- _Extracts from a graphics dataset_
-- Begin --

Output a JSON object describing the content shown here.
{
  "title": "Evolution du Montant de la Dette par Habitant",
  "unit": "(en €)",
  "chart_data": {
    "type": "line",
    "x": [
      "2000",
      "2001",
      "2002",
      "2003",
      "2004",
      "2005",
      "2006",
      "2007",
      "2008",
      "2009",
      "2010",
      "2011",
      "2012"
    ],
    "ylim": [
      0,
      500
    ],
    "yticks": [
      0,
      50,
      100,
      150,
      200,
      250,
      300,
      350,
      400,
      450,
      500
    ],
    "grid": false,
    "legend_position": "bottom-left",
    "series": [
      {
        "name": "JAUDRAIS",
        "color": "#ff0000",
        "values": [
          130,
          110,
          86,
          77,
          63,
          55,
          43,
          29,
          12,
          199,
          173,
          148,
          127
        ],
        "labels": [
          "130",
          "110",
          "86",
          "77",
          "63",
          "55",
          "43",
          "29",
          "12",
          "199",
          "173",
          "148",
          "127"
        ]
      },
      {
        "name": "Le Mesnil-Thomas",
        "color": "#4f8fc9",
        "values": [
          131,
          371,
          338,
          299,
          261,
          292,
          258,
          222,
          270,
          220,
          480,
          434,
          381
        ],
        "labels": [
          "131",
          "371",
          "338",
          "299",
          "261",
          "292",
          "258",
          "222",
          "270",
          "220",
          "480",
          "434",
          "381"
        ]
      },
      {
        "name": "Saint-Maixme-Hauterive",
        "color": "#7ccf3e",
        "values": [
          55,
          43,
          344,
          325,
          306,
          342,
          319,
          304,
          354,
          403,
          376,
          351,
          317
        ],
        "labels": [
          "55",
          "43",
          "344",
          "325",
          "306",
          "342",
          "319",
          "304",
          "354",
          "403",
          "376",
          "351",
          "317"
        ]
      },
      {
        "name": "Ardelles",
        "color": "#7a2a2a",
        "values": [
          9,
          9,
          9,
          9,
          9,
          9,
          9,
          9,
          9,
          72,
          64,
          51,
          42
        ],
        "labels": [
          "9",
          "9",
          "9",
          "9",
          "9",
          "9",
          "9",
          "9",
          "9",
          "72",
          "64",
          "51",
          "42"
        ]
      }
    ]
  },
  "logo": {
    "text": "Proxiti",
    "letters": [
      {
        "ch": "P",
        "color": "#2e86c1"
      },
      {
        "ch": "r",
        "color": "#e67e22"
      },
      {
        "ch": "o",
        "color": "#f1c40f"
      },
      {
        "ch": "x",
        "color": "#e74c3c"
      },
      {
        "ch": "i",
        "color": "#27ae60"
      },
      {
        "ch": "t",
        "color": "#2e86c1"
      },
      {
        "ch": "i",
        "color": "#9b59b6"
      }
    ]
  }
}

-- End --
-- Begin --

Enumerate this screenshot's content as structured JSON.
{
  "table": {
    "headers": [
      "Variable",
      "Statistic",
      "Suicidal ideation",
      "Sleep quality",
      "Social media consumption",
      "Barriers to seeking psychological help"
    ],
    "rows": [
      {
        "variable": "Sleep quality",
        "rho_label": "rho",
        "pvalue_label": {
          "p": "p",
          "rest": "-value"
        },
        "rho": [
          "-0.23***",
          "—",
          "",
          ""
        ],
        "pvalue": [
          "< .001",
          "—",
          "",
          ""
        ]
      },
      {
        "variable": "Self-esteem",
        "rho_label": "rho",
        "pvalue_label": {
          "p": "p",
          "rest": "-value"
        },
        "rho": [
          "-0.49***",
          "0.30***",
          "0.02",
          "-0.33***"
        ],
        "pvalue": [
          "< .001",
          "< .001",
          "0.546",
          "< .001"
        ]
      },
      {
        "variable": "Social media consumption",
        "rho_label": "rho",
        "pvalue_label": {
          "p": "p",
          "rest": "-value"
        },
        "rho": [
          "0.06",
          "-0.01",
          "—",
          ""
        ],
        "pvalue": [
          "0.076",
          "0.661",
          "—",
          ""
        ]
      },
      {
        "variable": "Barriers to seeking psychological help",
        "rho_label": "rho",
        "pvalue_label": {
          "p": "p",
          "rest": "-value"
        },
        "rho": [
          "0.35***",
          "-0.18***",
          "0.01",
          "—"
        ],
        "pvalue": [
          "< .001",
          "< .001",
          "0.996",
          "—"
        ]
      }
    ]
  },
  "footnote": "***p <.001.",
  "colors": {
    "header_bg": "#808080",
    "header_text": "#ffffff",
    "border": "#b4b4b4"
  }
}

-- End --

- _Given exercise_
From the records above, report the count of lines containing "Social" and nothing more.

- _Written answer_
2